▸ **Stated goal**
Which lines below hold the word "author"? Report each one.

--- START ---

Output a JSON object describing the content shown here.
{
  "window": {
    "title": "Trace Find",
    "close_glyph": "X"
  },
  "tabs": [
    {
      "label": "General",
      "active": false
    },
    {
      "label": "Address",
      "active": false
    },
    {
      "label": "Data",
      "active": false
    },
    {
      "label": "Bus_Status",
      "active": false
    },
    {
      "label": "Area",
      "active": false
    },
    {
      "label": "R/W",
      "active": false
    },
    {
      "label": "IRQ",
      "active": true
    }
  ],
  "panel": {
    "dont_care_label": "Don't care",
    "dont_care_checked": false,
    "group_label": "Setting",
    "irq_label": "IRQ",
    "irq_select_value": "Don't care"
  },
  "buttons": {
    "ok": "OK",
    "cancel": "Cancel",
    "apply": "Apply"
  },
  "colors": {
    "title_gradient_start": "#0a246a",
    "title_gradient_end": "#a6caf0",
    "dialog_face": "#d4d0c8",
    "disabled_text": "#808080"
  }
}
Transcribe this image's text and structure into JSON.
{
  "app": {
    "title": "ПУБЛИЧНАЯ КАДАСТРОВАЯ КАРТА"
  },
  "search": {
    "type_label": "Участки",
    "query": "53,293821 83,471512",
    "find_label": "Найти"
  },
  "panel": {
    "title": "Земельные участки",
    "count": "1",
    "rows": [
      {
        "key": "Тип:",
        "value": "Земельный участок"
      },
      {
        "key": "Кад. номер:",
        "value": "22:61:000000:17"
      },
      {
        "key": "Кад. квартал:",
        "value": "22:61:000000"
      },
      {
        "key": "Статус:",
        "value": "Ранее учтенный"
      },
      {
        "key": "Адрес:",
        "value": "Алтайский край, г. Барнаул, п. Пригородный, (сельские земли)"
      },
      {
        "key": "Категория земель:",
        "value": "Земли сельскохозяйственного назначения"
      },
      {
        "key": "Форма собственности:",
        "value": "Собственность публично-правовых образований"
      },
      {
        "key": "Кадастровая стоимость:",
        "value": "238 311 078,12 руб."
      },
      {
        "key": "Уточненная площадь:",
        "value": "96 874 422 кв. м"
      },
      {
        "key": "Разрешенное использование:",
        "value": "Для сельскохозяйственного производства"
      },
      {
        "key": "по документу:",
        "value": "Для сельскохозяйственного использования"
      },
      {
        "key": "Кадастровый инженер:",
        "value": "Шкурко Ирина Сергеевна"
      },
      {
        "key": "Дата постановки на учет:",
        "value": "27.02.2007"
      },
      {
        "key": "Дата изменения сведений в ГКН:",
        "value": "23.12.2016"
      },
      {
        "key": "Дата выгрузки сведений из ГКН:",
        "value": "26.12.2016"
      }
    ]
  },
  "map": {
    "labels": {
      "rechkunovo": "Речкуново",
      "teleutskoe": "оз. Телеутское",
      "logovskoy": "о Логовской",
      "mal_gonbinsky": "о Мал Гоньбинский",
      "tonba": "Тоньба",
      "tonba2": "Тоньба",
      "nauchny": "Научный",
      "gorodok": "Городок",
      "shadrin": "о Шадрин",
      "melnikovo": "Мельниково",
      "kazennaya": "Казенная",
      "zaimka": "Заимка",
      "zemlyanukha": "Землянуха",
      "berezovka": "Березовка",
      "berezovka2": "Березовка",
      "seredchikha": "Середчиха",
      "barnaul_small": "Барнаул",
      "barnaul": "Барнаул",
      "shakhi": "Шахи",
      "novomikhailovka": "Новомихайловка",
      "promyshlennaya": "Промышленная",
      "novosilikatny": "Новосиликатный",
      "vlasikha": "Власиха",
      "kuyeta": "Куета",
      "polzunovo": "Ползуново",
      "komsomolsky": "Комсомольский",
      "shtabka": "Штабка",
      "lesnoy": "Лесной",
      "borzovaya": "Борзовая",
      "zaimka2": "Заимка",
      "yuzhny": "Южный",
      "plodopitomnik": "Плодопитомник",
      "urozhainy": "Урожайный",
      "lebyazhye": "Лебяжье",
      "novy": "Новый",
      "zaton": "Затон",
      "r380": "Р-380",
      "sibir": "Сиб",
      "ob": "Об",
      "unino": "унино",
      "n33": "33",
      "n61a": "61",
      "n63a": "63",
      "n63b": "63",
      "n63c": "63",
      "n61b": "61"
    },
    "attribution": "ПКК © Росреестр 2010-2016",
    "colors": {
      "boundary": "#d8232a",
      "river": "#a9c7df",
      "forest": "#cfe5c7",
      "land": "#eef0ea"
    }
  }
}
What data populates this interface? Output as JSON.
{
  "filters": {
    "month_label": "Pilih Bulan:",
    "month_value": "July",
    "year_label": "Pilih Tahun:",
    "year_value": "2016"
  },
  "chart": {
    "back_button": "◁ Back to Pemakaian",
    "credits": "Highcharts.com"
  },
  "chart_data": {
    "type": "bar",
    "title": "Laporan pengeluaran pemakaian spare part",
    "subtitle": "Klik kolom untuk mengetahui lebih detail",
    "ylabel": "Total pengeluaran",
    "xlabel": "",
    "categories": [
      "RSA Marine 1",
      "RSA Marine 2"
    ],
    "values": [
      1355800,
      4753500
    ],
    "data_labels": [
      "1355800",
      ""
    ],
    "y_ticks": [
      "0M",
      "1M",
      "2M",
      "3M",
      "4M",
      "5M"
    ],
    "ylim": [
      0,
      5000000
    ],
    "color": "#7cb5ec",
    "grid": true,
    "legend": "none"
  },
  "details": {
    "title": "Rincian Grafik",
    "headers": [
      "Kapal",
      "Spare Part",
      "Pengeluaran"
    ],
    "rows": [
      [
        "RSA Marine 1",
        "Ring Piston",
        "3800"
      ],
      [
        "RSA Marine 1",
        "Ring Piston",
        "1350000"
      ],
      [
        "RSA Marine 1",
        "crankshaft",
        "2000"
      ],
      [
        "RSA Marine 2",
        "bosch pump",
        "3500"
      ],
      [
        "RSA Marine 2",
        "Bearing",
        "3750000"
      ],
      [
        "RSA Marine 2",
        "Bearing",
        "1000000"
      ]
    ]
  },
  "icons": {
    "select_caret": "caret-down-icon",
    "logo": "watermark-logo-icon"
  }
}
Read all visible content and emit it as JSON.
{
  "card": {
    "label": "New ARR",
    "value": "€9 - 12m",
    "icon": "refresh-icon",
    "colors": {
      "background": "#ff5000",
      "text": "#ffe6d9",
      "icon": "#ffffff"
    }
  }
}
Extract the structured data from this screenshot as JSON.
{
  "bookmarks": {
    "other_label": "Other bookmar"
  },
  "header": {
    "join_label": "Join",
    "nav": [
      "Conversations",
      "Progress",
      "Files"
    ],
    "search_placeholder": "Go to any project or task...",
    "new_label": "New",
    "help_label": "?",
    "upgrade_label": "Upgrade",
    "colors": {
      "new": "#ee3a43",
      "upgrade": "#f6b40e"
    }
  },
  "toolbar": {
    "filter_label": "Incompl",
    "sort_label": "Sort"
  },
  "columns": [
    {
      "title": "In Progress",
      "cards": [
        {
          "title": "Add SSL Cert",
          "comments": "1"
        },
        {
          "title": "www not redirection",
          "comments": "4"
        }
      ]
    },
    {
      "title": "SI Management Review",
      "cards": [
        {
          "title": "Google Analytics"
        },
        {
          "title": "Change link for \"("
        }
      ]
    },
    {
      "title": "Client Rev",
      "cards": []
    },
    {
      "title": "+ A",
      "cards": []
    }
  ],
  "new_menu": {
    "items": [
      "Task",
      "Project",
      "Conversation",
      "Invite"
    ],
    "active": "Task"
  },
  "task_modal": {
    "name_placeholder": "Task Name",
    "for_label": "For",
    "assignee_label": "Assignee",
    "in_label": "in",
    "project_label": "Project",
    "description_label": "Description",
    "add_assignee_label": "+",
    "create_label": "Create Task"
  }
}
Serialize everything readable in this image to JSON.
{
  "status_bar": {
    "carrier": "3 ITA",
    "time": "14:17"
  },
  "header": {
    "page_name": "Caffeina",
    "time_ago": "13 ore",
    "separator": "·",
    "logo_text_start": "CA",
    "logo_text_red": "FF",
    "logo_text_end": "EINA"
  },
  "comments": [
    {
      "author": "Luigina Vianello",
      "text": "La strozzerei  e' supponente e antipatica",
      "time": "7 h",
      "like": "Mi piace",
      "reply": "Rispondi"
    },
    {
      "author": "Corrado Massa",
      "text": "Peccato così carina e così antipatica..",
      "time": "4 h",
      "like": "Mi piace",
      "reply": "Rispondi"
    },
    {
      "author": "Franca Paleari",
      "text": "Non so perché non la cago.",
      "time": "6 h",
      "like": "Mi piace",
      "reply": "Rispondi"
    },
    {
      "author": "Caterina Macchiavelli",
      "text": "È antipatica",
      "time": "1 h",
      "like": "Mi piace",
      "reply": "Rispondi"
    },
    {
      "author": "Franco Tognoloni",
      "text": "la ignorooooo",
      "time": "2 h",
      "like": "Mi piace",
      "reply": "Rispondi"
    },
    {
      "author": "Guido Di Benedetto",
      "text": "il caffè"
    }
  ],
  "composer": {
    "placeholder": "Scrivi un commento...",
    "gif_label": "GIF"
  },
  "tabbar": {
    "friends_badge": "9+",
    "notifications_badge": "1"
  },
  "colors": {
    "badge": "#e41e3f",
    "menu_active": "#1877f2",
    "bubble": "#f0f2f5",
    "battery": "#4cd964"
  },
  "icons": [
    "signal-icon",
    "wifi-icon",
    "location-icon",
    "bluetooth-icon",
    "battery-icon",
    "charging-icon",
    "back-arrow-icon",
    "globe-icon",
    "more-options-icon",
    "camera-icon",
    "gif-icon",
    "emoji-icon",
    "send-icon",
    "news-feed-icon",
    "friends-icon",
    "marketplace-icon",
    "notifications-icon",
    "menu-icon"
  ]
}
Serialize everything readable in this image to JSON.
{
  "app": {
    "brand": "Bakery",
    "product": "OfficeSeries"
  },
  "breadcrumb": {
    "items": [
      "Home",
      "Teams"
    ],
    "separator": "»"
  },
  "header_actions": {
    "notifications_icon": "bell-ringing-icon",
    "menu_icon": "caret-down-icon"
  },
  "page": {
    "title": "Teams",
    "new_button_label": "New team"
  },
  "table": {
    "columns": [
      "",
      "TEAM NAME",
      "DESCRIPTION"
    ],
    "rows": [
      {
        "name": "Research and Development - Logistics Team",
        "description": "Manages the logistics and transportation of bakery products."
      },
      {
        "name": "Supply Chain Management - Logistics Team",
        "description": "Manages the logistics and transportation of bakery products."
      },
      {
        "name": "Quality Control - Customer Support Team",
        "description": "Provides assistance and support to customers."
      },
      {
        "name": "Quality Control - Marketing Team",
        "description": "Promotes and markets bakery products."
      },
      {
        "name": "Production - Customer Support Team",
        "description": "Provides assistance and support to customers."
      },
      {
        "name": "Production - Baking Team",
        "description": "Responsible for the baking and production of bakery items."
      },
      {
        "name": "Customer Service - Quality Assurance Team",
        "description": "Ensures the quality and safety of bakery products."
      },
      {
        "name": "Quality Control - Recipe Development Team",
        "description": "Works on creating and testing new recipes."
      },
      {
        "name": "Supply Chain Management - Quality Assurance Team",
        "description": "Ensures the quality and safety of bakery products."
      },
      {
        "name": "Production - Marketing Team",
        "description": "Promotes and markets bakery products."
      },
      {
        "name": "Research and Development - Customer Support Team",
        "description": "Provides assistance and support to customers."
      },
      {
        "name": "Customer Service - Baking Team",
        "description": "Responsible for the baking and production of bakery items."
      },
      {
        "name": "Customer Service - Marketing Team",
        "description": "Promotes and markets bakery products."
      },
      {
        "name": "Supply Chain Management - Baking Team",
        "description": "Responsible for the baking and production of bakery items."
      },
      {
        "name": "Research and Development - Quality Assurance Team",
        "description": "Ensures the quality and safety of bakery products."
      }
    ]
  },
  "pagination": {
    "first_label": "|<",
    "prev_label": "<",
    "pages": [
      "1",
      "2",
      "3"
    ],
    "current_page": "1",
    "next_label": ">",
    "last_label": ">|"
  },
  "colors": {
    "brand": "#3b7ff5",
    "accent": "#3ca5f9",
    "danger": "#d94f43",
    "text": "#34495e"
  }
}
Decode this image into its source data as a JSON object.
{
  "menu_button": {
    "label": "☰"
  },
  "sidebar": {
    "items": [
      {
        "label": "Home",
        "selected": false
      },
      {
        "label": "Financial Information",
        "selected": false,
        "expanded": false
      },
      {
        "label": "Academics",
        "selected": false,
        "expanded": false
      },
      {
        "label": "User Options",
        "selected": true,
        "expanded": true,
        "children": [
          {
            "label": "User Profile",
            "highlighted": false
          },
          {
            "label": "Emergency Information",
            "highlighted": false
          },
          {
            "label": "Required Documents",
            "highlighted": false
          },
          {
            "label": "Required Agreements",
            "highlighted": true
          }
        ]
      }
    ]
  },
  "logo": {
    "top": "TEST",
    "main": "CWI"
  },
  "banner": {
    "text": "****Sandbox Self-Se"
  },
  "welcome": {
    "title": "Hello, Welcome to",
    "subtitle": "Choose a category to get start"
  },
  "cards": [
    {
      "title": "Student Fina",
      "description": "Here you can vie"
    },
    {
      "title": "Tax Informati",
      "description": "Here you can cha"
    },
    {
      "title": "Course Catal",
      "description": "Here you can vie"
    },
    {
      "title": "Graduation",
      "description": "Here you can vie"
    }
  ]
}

--- END ---

▸ **Answer for the task**
      "author": "Luigina Vianello",
      "author": "Corrado Massa",
      "author": "Franca Paleari",
      "author": "Caterina Macchiavelli",
      "author": "Franco Tognoloni",
      "author": "Guido Di Benedetto",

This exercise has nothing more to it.